WHAT IS NEEDED >>
Reproduce each line bearing the word "image".

DATASET RECORDS >>

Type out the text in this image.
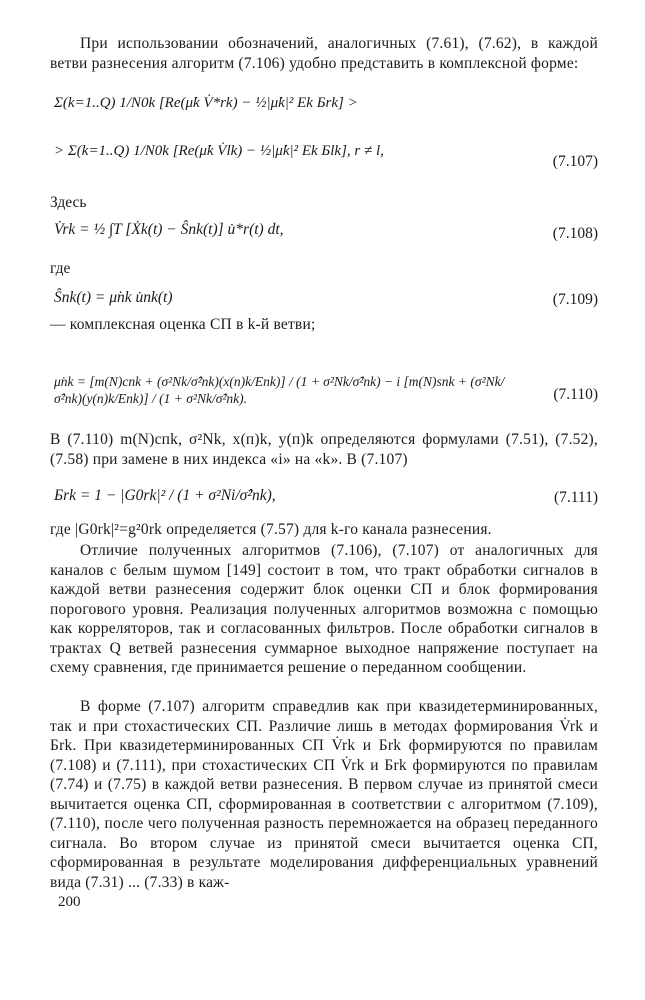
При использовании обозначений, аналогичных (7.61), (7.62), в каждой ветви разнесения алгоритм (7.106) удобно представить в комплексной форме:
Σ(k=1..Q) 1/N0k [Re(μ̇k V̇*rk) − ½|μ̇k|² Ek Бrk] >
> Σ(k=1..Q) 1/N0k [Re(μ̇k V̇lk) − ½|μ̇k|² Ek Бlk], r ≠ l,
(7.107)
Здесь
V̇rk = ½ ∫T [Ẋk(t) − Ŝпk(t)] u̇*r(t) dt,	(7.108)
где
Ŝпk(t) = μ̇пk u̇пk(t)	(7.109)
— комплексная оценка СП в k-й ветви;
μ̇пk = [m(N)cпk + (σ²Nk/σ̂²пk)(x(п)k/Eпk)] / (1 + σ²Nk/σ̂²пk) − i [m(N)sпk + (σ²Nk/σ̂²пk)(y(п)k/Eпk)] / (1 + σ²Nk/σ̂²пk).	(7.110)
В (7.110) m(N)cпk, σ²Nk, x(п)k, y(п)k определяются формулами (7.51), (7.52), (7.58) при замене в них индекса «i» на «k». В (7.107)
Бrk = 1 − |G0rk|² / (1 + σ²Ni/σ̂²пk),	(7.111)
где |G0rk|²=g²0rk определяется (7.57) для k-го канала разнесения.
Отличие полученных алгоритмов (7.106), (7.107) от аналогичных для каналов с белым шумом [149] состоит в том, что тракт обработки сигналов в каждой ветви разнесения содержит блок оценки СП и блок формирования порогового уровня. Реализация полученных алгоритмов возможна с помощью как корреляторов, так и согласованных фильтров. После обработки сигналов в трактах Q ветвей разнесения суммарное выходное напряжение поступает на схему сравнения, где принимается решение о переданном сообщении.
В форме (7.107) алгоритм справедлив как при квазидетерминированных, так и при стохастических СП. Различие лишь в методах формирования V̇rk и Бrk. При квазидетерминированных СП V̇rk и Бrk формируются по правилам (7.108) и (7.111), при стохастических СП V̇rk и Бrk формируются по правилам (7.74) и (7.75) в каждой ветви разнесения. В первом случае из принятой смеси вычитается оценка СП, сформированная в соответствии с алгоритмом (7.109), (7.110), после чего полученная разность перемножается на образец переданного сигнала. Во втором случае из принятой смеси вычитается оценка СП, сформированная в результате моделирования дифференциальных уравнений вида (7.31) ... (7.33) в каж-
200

---

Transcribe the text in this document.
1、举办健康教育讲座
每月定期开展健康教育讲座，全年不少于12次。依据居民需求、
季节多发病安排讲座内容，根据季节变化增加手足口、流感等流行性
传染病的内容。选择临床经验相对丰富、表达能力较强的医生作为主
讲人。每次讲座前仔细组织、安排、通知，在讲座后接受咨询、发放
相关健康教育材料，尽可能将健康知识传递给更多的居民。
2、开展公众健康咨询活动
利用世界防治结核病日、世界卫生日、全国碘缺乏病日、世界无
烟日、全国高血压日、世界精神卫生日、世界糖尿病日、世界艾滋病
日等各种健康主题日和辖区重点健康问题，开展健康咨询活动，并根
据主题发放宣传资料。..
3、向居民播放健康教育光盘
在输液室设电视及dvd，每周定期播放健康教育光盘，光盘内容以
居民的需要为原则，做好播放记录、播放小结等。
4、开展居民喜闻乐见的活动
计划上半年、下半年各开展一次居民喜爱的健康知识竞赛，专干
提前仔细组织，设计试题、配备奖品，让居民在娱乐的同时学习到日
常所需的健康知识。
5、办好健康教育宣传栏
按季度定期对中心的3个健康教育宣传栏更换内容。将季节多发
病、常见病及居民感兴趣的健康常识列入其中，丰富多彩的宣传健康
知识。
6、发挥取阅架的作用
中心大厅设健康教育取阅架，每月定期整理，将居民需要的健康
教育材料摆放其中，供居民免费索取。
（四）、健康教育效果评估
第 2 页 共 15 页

...

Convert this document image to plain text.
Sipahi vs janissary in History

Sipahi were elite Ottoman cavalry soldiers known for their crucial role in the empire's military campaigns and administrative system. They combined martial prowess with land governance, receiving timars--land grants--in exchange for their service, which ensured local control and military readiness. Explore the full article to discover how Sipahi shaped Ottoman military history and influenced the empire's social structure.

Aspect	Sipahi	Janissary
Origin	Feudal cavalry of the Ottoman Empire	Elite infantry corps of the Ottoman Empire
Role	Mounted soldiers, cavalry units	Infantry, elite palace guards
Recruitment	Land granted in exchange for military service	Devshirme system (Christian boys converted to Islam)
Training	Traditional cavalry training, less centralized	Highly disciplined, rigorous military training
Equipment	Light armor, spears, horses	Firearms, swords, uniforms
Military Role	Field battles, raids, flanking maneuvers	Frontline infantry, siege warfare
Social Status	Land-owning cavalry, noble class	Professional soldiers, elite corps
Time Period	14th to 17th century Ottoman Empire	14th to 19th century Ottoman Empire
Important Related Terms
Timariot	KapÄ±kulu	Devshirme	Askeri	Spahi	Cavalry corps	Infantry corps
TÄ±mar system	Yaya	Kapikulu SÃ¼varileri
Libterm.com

CORRECT OUTPUT >>
Type out the text in this image.
Convert this document image to plain text.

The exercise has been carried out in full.